[To be done] Copy out all of the material, matching it word for word.

[Task inputs]
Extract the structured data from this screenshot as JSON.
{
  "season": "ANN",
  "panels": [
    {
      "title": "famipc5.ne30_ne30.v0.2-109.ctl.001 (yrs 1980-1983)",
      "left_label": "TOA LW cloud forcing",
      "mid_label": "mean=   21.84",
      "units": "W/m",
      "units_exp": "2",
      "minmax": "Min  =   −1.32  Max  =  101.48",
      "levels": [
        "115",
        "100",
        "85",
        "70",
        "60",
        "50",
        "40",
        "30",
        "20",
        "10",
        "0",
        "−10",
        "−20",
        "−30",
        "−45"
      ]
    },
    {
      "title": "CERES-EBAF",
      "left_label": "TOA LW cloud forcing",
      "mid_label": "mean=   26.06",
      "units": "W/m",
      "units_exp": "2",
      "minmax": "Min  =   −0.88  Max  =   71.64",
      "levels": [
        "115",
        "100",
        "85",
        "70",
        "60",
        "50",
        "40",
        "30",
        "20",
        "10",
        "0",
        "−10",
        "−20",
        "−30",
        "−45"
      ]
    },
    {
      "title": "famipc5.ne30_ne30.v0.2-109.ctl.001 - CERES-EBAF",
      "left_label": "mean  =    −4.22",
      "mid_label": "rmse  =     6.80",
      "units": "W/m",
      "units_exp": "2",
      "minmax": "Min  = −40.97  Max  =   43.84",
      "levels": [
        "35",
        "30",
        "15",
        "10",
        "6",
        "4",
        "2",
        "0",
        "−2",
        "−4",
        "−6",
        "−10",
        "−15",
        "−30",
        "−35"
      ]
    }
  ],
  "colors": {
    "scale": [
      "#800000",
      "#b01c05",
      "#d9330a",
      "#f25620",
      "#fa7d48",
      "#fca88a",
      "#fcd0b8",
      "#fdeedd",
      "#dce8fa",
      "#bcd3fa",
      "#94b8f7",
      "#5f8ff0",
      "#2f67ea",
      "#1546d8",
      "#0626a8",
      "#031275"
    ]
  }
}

[Task solution]
Extract the structured data from this screenshot as JSON.
{
  "season": "ANN",
  "panels": [
    {
      "title": "famipc5.ne30_ne30.v0.2-109.ctl.001 (yrs 1980-1983)",
      "left_label": "TOA LW cloud forcing",
      "mid_label": "mean=   21.84",
      "units": "W/m",
      "units_exp": "2",
      "minmax": "Min  =   −1.32  Max  =  101.48",
      "levels": [
        "115",
        "100",
        "85",
        "70",
        "60",
        "50",
        "40",
        "30",
        "20",
        "10",
        "0",
        "−10",
        "−20",
        "−30",
        "−45"
      ]
    },
    {
      "title": "CERES-EBAF",
      "left_label": "TOA LW cloud forcing",
      "mid_label": "mean=   26.06",
      "units": "W/m",
      "units_exp": "2",
      "minmax": "Min  =   −0.88  Max  =   71.64",
      "levels": [
        "115",
        "100",
        "85",
        "70",
        "60",
        "50",
        "40",
        "30",
        "20",
        "10",
        "0",
        "−10",
        "−20",
        "−30",
        "−45"
      ]
    },
    {
      "title": "famipc5.ne30_ne30.v0.2-109.ctl.001 - CERES-EBAF",
      "left_label": "mean  =    −4.22",
      "mid_label": "rmse  =     6.80",
      "units": "W/m",
      "units_exp": "2",
      "minmax": "Min  = −40.97  Max  =   43.84",
      "levels": [
        "35",
        "30",
        "15",
        "10",
        "6",
        "4",
        "2",
        "0",
        "−2",
        "−4",
        "−6",
        "−10",
        "−15",
        "−30",
        "−35"
      ]
    }
  ],
  "colors": {
    "scale": [
      "#800000",
      "#b01c05",
      "#d9330a",
      "#f25620",
      "#fa7d48",
      "#fca88a",
      "#fcd0b8",
      "#fdeedd",
      "#dce8fa",
      "#bcd3fa",
      "#94b8f7",
      "#5f8ff0",
      "#2f67ea",
      "#1546d8",
      "#0626a8",
      "#031275"
    ]
  }
}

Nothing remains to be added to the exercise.